Tasks and exercises:
1. In the data lineage article, update the part that opens with the words containing "What regulators actually" and closes with "for regulatory reviews.", substituting "compliance audits" for "regulatory reviews".
2. According to the data lineage article, how much faster is audit preparation for teams that have moved to automated lineage?

Reading text:
"""
Learn
Data Lineage for Compliance: GDPR, HIPAA, and What Auditors Want

Data Lineage for Compliance: GDPR, HIPAA, and What Auditors Want

GDPR and HIPAA auditors don't want dashboards. Learn how column-level lineage built into your pipeline architecture produces audit-ready evidence on demand.

Auditors don't evaluate dashboards. They follow a specific row of data from its raw source, through every transformation, to the number they're questioning. Compliance breaks down in the gap between what data teams typically show and what regulators require. Lineage graphs, catalog entries, and screenshots don't constitute evidence. Closing that gap means building evidence into your pipeline architecture at development time, not assembling it the week before a review.

TL;DR

  • Regulators ask for provenance of a specific field, not confirmation that a lineage tool exists.
  • GDPR field-level compliance requires column-level lineage rather than table-level flow maps.
  • HIPAA audits focus on access trails and minimum necessary exposure at each transformation hop.
  • Manual documentation decays; teams that have moved to automated lineage report 57 percent faster audit prep.
  • Teams that can't produce field-level provenance on demand are betting on how thorough the next auditor happens to be.

What regulators actually ask data teams for

The question an auditor asks is never “do you have a lineage tool?” It’s “show me where this number came from and who touched it.” This distinction matters. Many teams treat lineage as an internal documentation exercise rather than evidence for regulatory reviews.

GDPR specifics: provenance, retention, and right to be forgotten

GDPR asks three questions about personal data: where was it collected, what systems processed it, and can it be deleted?

Provenance

Proving provenance under GDPR means tracing a specific field, such as a customer email, a device ID, or a behavioral record, back to the collection point. Table-level lineage won’t satisfy this. An auditor who asks “where did this email address come from?” doesn’t want to hear that the customers table came from raw_crm. Column-level lineage answers that customers.email originated in raw_crm.contact_email, was normalized to lowercase in a staging model, and passed unchanged into the reporting layer. That chain is the evidence.

Column-level lineage is required for GDPR field-level compliance. Lineage shows how personal data is collected, processed, and stored, which is the auditable traceability GDPR requires.

Retention and right to be forgotten

Right-to-be-forgotten requests expose incomplete lineage immediately. Personal data persists when a deletion touches only the source system because downstream assets aren’t mapped. The compliance team signs off on a deletion that isn’t complete.

Column-level lineage addresses this by showing every downstream location that holds a copy of the field in question. An incomplete lineage map produces an incomplete deletion. The audit doesn’t catch the gap. The next data breach does.

HIPAA specifics: PHI flow, access trails, and minimum necessary

HIPAA audits are structured differently from GDPR reviews. GDPR auditors trace provenance and verify deletion. HIPAA auditors verify access: who saw protected health information (PHI), through which system, at what time, and whether that access was consistent with a documented need.

PHI flow

The minimum necessary standard in HIPAA requires that PHI is disclosed only to the extent needed for a specific purpose. For data pipelines, that means each transformation hop should expose only the fields required downstream. Lineage must capture not just where PHI went, but what was visible at each stage. A model that passes 40 PHI fields to an analytics layer when only 3 are needed represents a compliance gap, and table-level lineage won’t surface it.
"""
Dataset content:
"""
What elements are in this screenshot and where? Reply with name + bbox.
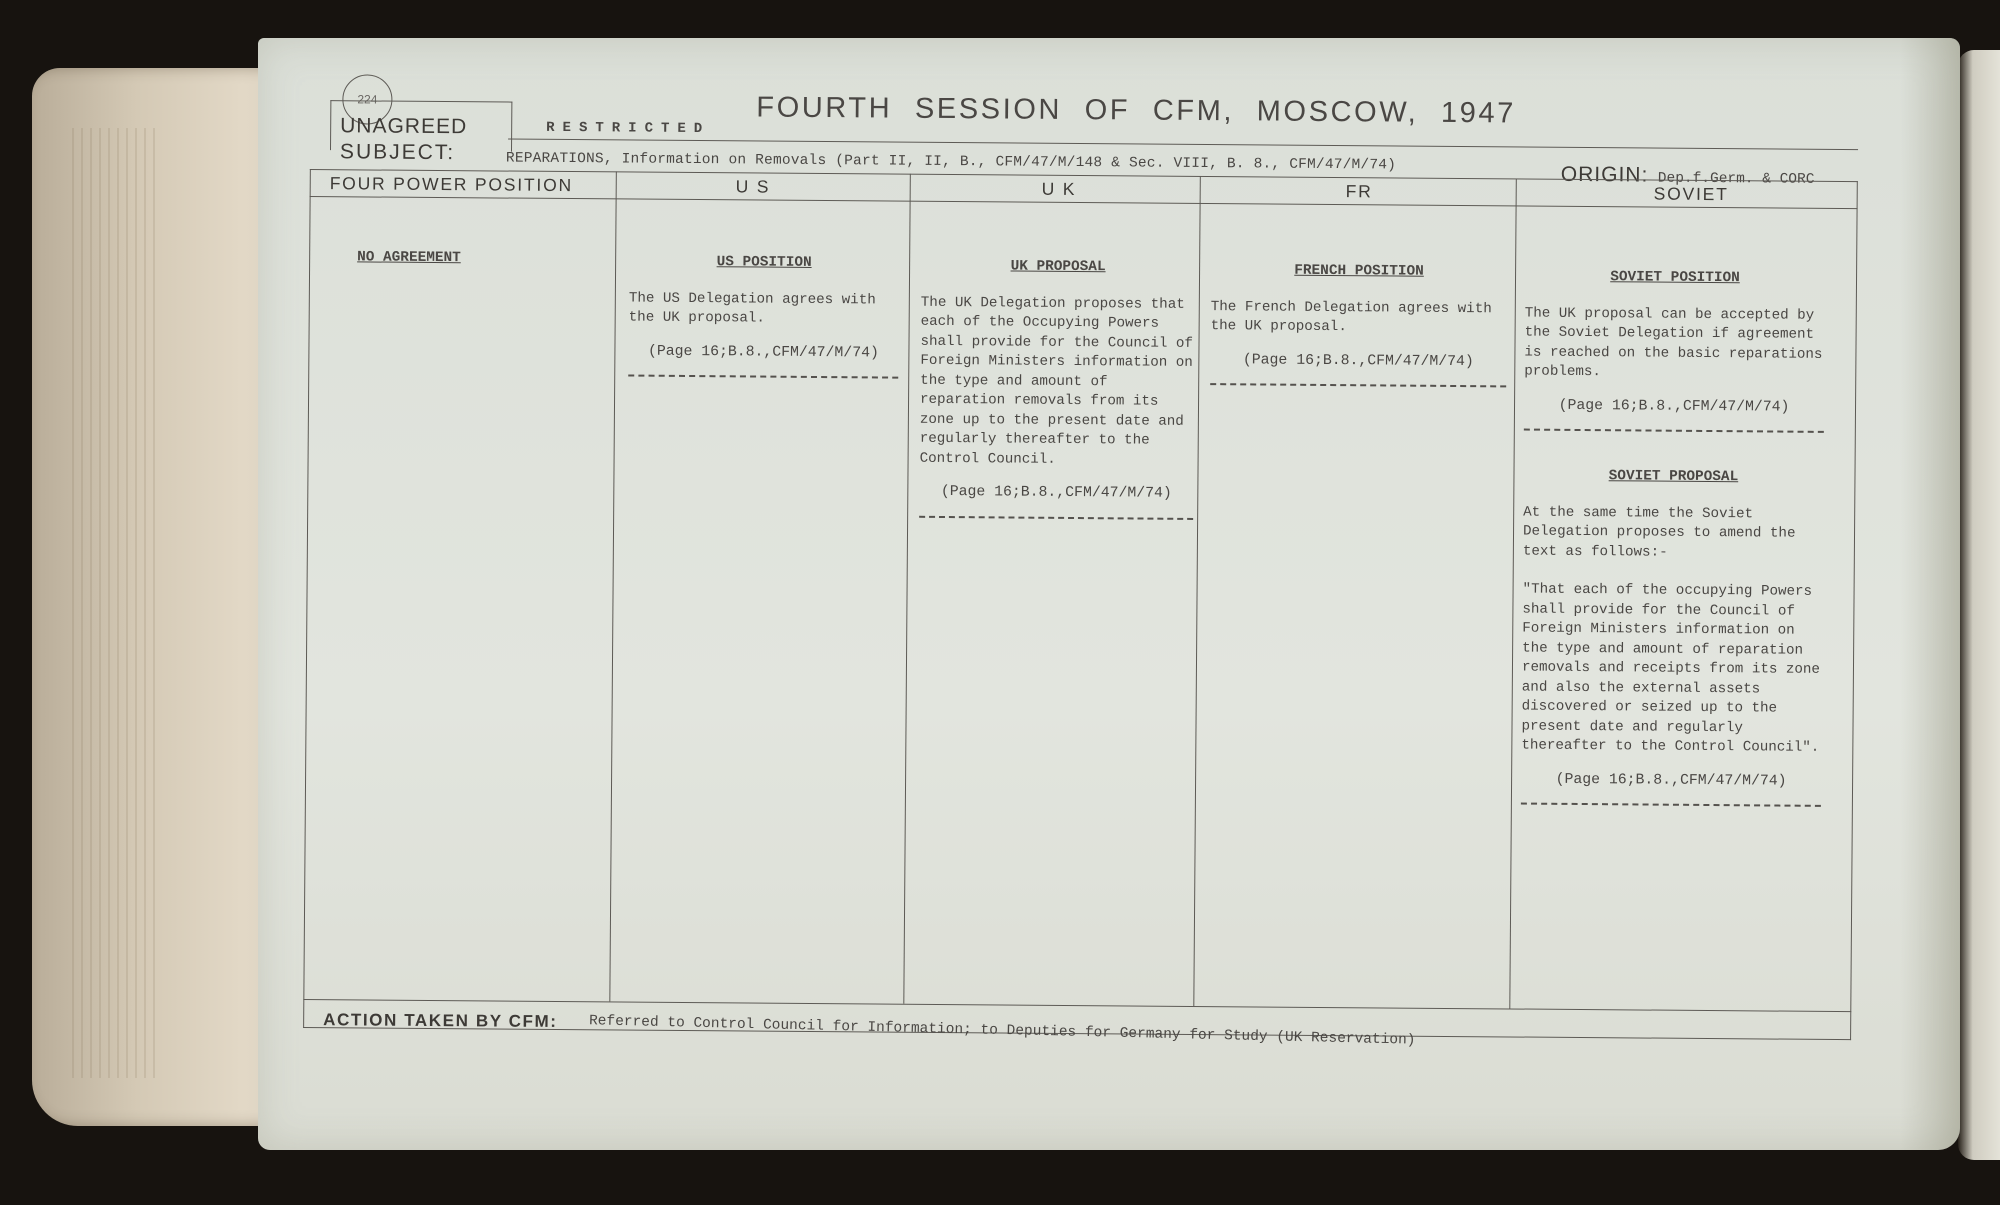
"""
Answers by task:
1.
What regulators actually ask data teams for

The question an auditor asks is never “do you have a lineage tool?” It’s “show me where this number came from and who touched it.” This distinction matters. Many teams treat lineage as an internal documentation exercise rather than evidence for compliance audits.

2. 57 percent faster.